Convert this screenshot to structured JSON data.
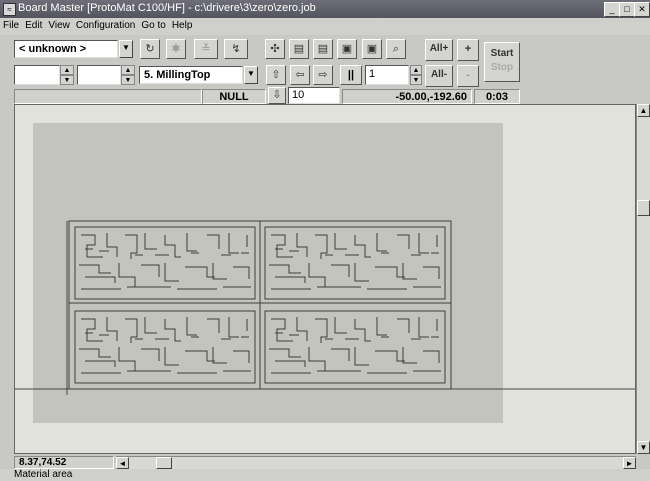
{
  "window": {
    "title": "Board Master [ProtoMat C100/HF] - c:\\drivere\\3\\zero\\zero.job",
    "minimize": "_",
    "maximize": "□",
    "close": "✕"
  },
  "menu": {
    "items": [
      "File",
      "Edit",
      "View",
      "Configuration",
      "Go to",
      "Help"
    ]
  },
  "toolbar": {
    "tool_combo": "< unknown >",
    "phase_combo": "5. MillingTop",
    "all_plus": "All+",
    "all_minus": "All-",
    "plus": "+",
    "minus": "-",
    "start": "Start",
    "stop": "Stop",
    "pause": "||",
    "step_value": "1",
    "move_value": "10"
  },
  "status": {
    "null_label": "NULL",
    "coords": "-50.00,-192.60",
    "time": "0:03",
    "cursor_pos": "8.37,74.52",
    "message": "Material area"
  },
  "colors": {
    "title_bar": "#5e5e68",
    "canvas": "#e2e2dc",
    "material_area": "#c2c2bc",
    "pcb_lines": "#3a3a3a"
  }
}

### Directions
Every line of the data should be copied as it stands, without the images.

### Correct result
Convert this screenshot to structured JSON data.
{
  "window": {
    "title": "Board Master [ProtoMat C100/HF] - c:\\drivere\\3\\zero\\zero.job",
    "minimize": "_",
    "maximize": "□",
    "close": "✕"
  },
  "menu": {
    "items": [
      "File",
      "Edit",
      "View",
      "Configuration",
      "Go to",
      "Help"
    ]
  },
  "toolbar": {
    "tool_combo": "< unknown >",
    "phase_combo": "5. MillingTop",
    "all_plus": "All+",
    "all_minus": "All-",
    "plus": "+",
    "minus": "-",
    "start": "Start",
    "stop": "Stop",
    "pause": "||",
    "step_value": "1",
    "move_value": "10"
  },
  "status": {
    "null_label": "NULL",
    "coords": "-50.00,-192.60",
    "time": "0:03",
    "cursor_pos": "8.37,74.52",
    "message": "Material area"
  },
  "colors": {
    "title_bar": "#5e5e68",
    "canvas": "#e2e2dc",
    "material_area": "#c2c2bc",
    "pcb_lines": "#3a3a3a"
  }
}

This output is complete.